-- start of MATERIAL FOR THE TASK --

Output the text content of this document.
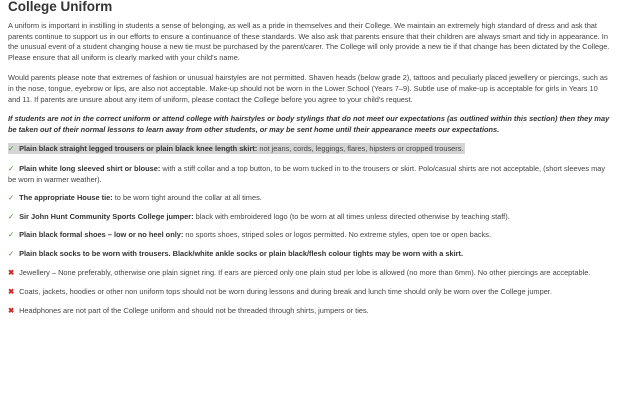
College Uniform

A uniform is important in instilling in students a sense of belonging, as well as a pride in themselves and their College. We maintain an extremely high standard of dress and ask that parents continue to support us in our efforts to ensure a continuance of these standards. We also ask that parents ensure that their children are always smart and tidy in appearance. In the unusual event of a student changing house a new tie must be purchased by the parent/carer. The College will only provide a new tie if that change has been dictated by the College. Please ensure that all uniform is clearly marked with your child's name.

Would parents please note that extremes of fashion or unusual hairstyles are not permitted. Shaven heads (below grade 2), tattoos and peculiarly placed jewellery or piercings, such as in the nose, tongue, eyebrow or lips, are also not acceptable. Make-up should not be worn in the Lower School (Years 7–9). Subtle use of make-up is acceptable for girls in Years 10 and 11. If parents are unsure about any item of uniform, please contact the College before you agree to your child's request.

If students are not in the correct uniform or attend college with hairstyles or body stylings that do not meet our expectations (as outlined within this section) then they may be taken out of their normal lessons to learn away from other students, or may be sent home until their appearance meets our expectations.

✓ Plain black straight legged trousers or plain black knee length skirt: not jeans, cords, leggings, flares, hipsters or cropped trousers.

✓ Plain white long sleeved shirt or blouse: with a stiff collar and a top button, to be worn tucked in to the trousers or skirt. Polo/casual shirts are not acceptable, (short sleeves may be worn in warmer weather).

✓ The appropriate House tie: to be worn tight around the collar at all times.

✓ Sir John Hunt Community Sports College jumper: black with embroidered logo (to be worn at all times unless directed otherwise by teaching staff).

✓ Plain black formal shoes – low or no heel only: no sports shoes, striped soles or logos permitted. No extreme styles, open toe or open backs.

✓ Plain black socks to be worn with trousers. Black/white ankle socks or plain black/flesh colour tights may be worn with a skirt.

✖ Jewellery – None preferably, otherwise one plain signet ring. If ears are pierced only one plain stud per lobe is allowed (no more than 6mm). No other piercings are acceptable.

✖ Coats, jackets, hoodies or other non uniform tops should not be worn during lessons and during break and lunch time should only be worn over the College jumper.

✖ Headphones are not part of the College uniform and should not be threaded through shirts, jumpers or ties.
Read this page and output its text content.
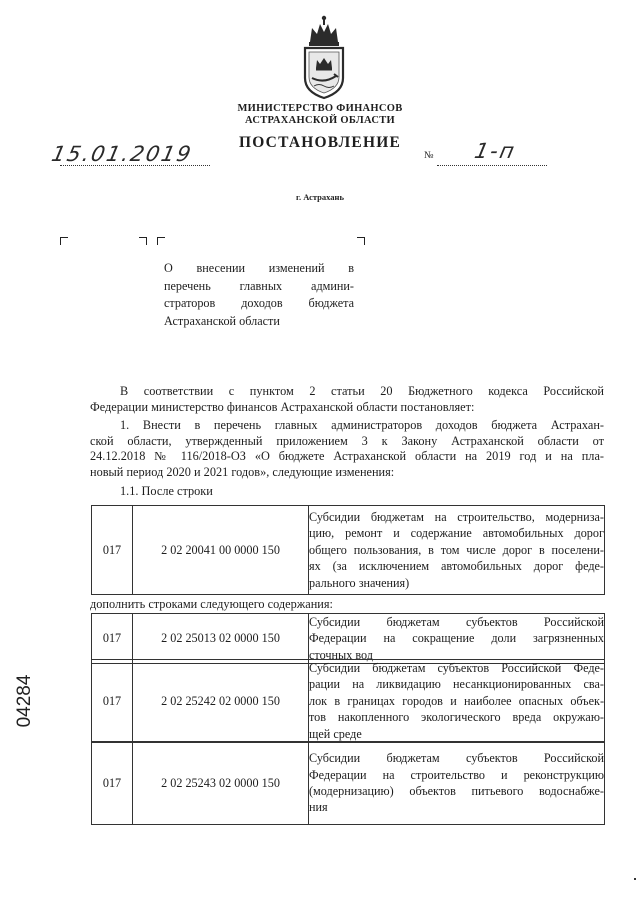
МИНИСТЕРСТВО ФИНАНСОВ
АСТРАХАНСКОЙ ОБЛАСТИ
ПОСТАНОВЛЕНИЕ
15.01.2019	№ 1-п
г. Астрахань
О внесении изменений в
перечень главных админи-
страторов доходов бюджета
Астраханской области
В соответствии с пунктом 2 статьи 20 Бюджетного кодекса Российской
Федерации министерство финансов Астраханской области постановляет:
1. Внести в перечень главных администраторов доходов бюджета Астрахан-
ской области, утвержденный приложением 3 к Закону Астраханской области от
24.12.2018 № 116/2018-ОЗ «О бюджете Астраханской области на 2019 год и на пла-
новый период 2020 и 2021 годов», следующие изменения:
1.1. После строки
017	2 02 20041 00 0000 150	
Субсидии бюджетам на строительство, модерниза-
цию, ремонт и содержание автомобильных дорог
общего пользования, в том числе дорог в поселени-
ях (за исключением автомобильных дорог феде-
рального значения)
дополнить строками следующего содержания:
017	2 02 25013 02 0000 150	
Субсидии бюджетам субъектов Российской
Федерации на сокращение доли загрязненных
сточных вод
017	2 02 25242 02 0000 150	
Субсидии бюджетам субъектов Российской Феде-
рации на ликвидацию несанкционированных сва-
лок в границах городов и наиболее опасных объек-
тов накопленного экологического вреда окружаю-
щей среде
017	2 02 25243 02 0000 150	
Субсидии бюджетам субъектов Российской
Федерации на строительство и реконструкцию
(модернизацию) объектов питьевого водоснабже-
ния
04284
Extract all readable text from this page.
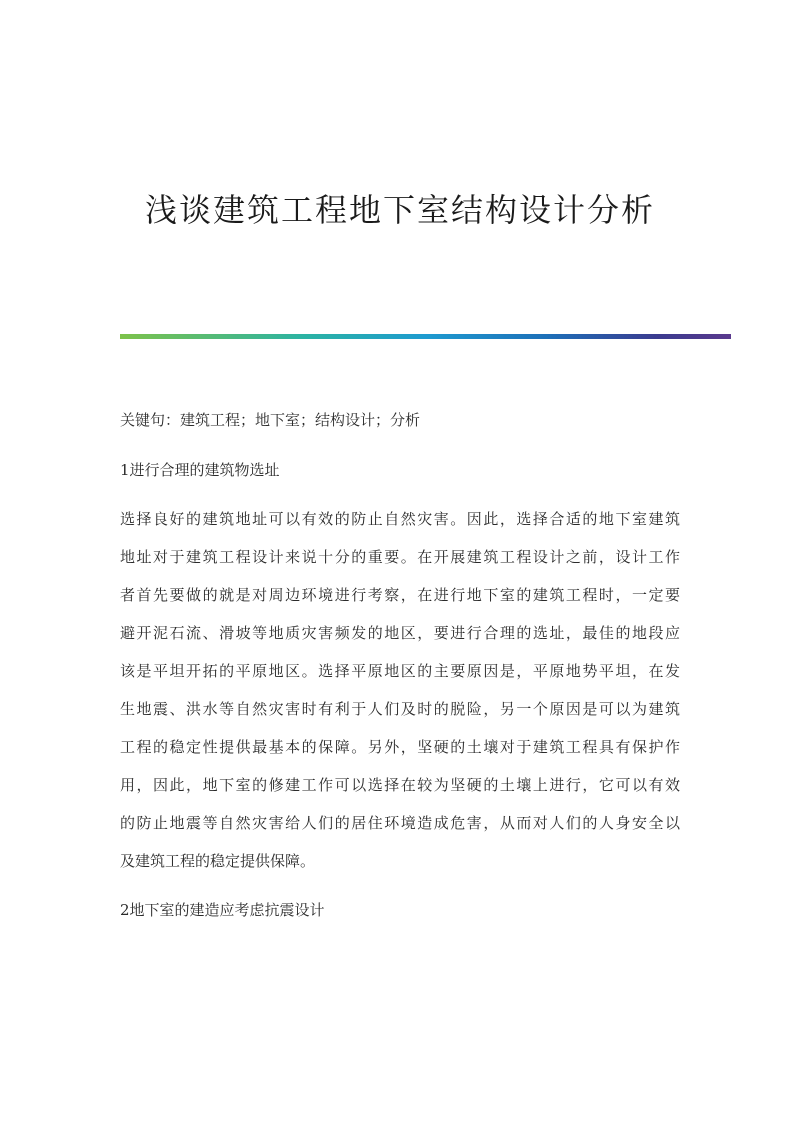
浅谈建筑工程地下室结构设计分析
关键句：建筑工程；地下室；结构设计；分析
1进行合理的建筑物选址
选择良好的建筑地址可以有效的防止自然灾害。因此，选择合适的地下室建筑
地址对于建筑工程设计来说十分的重要。在开展建筑工程设计之前，设计工作
者首先要做的就是对周边环境进行考察，在进行地下室的建筑工程时，一定要
避开泥石流、滑坡等地质灾害频发的地区，要进行合理的选址，最佳的地段应
该是平坦开拓的平原地区。选择平原地区的主要原因是，平原地势平坦，在发
生地震、洪水等自然灾害时有利于人们及时的脱险，另一个原因是可以为建筑
工程的稳定性提供最基本的保障。另外，坚硬的土壤对于建筑工程具有保护作
用，因此，地下室的修建工作可以选择在较为坚硬的土壤上进行，它可以有效
的防止地震等自然灾害给人们的居住环境造成危害，从而对人们的人身安全以
及建筑工程的稳定提供保障。
2地下室的建造应考虑抗震设计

-- end of MATERIAL FOR THE TASK --

EXERCISE:
Using the material above, return every line exactly as it appears, minus the pictures.

SOLUTION BELOW:
Output the text content of this document.
College Uniform

A uniform is important in instilling in students a sense of belonging, as well as a pride in themselves and their College. We maintain an extremely high standard of dress and ask that parents continue to support us in our efforts to ensure a continuance of these standards. We also ask that parents ensure that their children are always smart and tidy in appearance. In the unusual event of a student changing house a new tie must be purchased by the parent/carer. The College will only provide a new tie if that change has been dictated by the College. Please ensure that all uniform is clearly marked with your child's name.

Would parents please note that extremes of fashion or unusual hairstyles are not permitted. Shaven heads (below grade 2), tattoos and peculiarly placed jewellery or piercings, such as in the nose, tongue, eyebrow or lips, are also not acceptable. Make-up should not be worn in the Lower School (Years 7–9). Subtle use of make-up is acceptable for girls in Years 10 and 11. If parents are unsure about any item of uniform, please contact the College before you agree to your child's request.

If students are not in the correct uniform or attend college with hairstyles or body stylings that do not meet our expectations (as outlined within this section) then they may be taken out of their normal lessons to learn away from other students, or may be sent home until their appearance meets our expectations.

✓ Plain black straight legged trousers or plain black knee length skirt: not jeans, cords, leggings, flares, hipsters or cropped trousers.

✓ Plain white long sleeved shirt or blouse: with a stiff collar and a top button, to be worn tucked in to the trousers or skirt. Polo/casual shirts are not acceptable, (short sleeves may be worn in warmer weather).

✓ The appropriate House tie: to be worn tight around the collar at all times.

✓ Sir John Hunt Community Sports College jumper: black with embroidered logo (to be worn at all times unless directed otherwise by teaching staff).

✓ Plain black formal shoes – low or no heel only: no sports shoes, striped soles or logos permitted. No extreme styles, open toe or open backs.

✓ Plain black socks to be worn with trousers. Black/white ankle socks or plain black/flesh colour tights may be worn with a skirt.

✖ Jewellery – None preferably, otherwise one plain signet ring. If ears are pierced only one plain stud per lobe is allowed (no more than 6mm). No other piercings are acceptable.

✖ Coats, jackets, hoodies or other non uniform tops should not be worn during lessons and during break and lunch time should only be worn over the College jumper.

✖ Headphones are not part of the College uniform and should not be threaded through shirts, jumpers or ties.
Read this page and output its text content.
МИНИСТЕРСТВО ФИНАНСОВ
АСТРАХАНСКОЙ ОБЛАСТИ
ПОСТАНОВЛЕНИЕ
15.01.2019	№ 1-п
г. Астрахань
О внесении изменений в
перечень главных админи-
страторов доходов бюджета
Астраханской области
В соответствии с пунктом 2 статьи 20 Бюджетного кодекса Российской
Федерации министерство финансов Астраханской области постановляет:
1. Внести в перечень главных администраторов доходов бюджета Астрахан-
ской области, утвержденный приложением 3 к Закону Астраханской области от
24.12.2018 № 116/2018-ОЗ «О бюджете Астраханской области на 2019 год и на пла-
новый период 2020 и 2021 годов», следующие изменения:
1.1. После строки
017	2 02 20041 00 0000 150	
Субсидии бюджетам на строительство, модерниза-
цию, ремонт и содержание автомобильных дорог
общего пользования, в том числе дорог в поселени-
ях (за исключением автомобильных дорог феде-
рального значения)
дополнить строками следующего содержания:
017	2 02 25013 02 0000 150	
Субсидии бюджетам субъектов Российской
Федерации на сокращение доли загрязненных
сточных вод
017	2 02 25242 02 0000 150	
Субсидии бюджетам субъектов Российской Феде-
рации на ликвидацию несанкционированных сва-
лок в границах городов и наиболее опасных объек-
тов накопленного экологического вреда окружаю-
щей среде
017	2 02 25243 02 0000 150	
Субсидии бюджетам субъектов Российской
Федерации на строительство и реконструкцию
(модернизацию) объектов питьевого водоснабже-
ния
04284
Extract all readable text from this page.
浅谈建筑工程地下室结构设计分析
关键句：建筑工程；地下室；结构设计；分析
1进行合理的建筑物选址
选择良好的建筑地址可以有效的防止自然灾害。因此，选择合适的地下室建筑
地址对于建筑工程设计来说十分的重要。在开展建筑工程设计之前，设计工作
者首先要做的就是对周边环境进行考察，在进行地下室的建筑工程时，一定要
避开泥石流、滑坡等地质灾害频发的地区，要进行合理的选址，最佳的地段应
该是平坦开拓的平原地区。选择平原地区的主要原因是，平原地势平坦，在发
生地震、洪水等自然灾害时有利于人们及时的脱险，另一个原因是可以为建筑
工程的稳定性提供最基本的保障。另外，坚硬的土壤对于建筑工程具有保护作
用，因此，地下室的修建工作可以选择在较为坚硬的土壤上进行，它可以有效
的防止地震等自然灾害给人们的居住环境造成危害，从而对人们的人身安全以
及建筑工程的稳定提供保障。
2地下室的建造应考虑抗震设计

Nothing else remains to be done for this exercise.